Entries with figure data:
* start *
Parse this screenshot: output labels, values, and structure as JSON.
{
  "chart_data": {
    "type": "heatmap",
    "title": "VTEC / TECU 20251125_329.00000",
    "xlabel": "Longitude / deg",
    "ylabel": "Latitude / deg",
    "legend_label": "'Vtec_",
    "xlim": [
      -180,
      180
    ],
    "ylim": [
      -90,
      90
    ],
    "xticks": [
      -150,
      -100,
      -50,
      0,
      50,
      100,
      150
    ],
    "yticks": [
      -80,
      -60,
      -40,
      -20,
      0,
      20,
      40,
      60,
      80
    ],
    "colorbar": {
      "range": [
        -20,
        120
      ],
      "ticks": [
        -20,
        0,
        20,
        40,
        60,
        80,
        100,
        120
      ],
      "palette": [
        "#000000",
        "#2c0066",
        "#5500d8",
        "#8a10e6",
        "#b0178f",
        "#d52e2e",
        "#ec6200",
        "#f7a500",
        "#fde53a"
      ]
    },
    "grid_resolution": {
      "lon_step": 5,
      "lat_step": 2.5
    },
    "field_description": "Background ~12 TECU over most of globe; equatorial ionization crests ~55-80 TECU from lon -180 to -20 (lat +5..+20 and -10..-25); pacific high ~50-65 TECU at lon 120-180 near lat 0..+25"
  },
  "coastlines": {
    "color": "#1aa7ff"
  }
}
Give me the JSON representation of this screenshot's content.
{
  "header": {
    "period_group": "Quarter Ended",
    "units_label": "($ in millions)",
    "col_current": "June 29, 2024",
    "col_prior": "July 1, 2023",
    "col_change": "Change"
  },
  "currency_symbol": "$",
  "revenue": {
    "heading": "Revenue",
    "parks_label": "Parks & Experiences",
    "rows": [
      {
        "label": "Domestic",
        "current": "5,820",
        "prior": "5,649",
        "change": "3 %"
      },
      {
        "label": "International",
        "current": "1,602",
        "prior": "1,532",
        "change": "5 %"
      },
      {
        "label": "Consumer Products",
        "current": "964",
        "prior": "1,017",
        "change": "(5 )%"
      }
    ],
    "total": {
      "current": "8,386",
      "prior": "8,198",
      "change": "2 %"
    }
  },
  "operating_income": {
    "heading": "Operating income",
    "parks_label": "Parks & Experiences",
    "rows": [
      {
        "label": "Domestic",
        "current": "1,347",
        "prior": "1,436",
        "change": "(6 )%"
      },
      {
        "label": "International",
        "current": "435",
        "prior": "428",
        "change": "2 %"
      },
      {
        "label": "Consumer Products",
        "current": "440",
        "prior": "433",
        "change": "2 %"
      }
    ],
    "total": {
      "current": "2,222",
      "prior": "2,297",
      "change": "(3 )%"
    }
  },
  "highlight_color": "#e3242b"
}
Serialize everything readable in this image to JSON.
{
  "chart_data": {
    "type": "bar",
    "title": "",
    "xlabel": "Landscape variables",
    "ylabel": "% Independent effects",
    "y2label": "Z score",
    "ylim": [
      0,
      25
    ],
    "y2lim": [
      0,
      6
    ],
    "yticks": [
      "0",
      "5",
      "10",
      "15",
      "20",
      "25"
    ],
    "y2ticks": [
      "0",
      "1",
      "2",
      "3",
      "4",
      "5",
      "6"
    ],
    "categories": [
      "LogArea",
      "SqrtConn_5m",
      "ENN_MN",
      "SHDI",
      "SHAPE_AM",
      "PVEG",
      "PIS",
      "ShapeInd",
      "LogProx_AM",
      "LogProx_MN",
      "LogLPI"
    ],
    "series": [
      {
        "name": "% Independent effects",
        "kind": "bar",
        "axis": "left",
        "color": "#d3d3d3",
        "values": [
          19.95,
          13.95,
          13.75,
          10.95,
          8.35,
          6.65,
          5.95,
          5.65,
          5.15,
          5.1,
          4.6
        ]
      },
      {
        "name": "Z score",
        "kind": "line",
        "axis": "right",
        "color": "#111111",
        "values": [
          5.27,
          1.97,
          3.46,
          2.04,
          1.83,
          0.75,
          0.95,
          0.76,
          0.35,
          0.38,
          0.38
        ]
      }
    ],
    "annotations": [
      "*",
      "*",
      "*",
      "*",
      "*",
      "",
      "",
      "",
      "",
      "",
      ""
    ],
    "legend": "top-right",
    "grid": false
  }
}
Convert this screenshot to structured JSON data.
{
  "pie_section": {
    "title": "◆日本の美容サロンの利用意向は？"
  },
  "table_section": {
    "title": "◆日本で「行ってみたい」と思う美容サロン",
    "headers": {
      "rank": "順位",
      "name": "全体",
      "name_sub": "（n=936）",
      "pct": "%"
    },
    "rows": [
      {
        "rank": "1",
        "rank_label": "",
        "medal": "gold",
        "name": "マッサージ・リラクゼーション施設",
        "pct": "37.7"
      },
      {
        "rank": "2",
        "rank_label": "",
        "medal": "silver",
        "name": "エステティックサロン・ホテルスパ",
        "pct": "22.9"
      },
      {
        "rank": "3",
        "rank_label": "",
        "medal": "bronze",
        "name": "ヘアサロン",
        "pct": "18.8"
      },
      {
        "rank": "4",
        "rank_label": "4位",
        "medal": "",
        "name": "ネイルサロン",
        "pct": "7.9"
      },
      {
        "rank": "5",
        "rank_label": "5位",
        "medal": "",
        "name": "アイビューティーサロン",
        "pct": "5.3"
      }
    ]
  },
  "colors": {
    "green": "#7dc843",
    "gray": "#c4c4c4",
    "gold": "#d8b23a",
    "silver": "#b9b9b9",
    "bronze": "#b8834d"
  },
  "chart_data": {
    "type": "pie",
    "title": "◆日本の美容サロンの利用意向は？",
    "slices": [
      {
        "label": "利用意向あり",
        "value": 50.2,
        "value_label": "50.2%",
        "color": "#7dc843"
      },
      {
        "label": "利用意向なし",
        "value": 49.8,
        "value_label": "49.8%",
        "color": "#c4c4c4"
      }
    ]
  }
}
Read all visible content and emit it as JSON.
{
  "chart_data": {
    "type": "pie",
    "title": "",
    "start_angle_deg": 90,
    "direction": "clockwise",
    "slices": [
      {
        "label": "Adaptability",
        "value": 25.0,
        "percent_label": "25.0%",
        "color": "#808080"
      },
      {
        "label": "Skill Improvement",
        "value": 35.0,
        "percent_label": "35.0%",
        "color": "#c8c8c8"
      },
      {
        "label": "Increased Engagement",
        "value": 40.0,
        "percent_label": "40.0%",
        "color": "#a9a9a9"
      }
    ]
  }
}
* end *
Write out once more the lines above beginning at the line with "Convert this screenshot"; continue through the final line and stop there.

◆ **OUTPUT**
Convert this screenshot to structured JSON data.
{
  "pie_section": {
    "title": "◆日本の美容サロンの利用意向は？"
  },
  "table_section": {
    "title": "◆日本で「行ってみたい」と思う美容サロン",
    "headers": {
      "rank": "順位",
      "name": "全体",
      "name_sub": "（n=936）",
      "pct": "%"
    },
    "rows": [
      {
        "rank": "1",
        "rank_label": "",
        "medal": "gold",
        "name": "マッサージ・リラクゼーション施設",
        "pct": "37.7"
      },
      {
        "rank": "2",
        "rank_label": "",
        "medal": "silver",
        "name": "エステティックサロン・ホテルスパ",
        "pct": "22.9"
      },
      {
        "rank": "3",
        "rank_label": "",
        "medal": "bronze",
        "name": "ヘアサロン",
        "pct": "18.8"
      },
      {
        "rank": "4",
        "rank_label": "4位",
        "medal": "",
        "name": "ネイルサロン",
        "pct": "7.9"
      },
      {
        "rank": "5",
        "rank_label": "5位",
        "medal": "",
        "name": "アイビューティーサロン",
        "pct": "5.3"
      }
    ]
  },
  "colors": {
    "green": "#7dc843",
    "gray": "#c4c4c4",
    "gold": "#d8b23a",
    "silver": "#b9b9b9",
    "bronze": "#b8834d"
  },
  "chart_data": {
    "type": "pie",
    "title": "◆日本の美容サロンの利用意向は？",
    "slices": [
      {
        "label": "利用意向あり",
        "value": 50.2,
        "value_label": "50.2%",
        "color": "#7dc843"
      },
      {
        "label": "利用意向なし",
        "value": 49.8,
        "value_label": "49.8%",
        "color": "#c4c4c4"
      }
    ]
  }
}
Read all visible content and emit it as JSON.
{
  "chart_data": {
    "type": "pie",
    "title": "",
    "start_angle_deg": 90,
    "direction": "clockwise",
    "slices": [
      {
        "label": "Adaptability",
        "value": 25.0,
        "percent_label": "25.0%",
        "color": "#808080"
      },
      {
        "label": "Skill Improvement",
        "value": 35.0,
        "percent_label": "35.0%",
        "color": "#c8c8c8"
      },
      {
        "label": "Increased Engagement",
        "value": 40.0,
        "percent_label": "40.0%",
        "color": "#a9a9a9"
      }
    ]
  }
}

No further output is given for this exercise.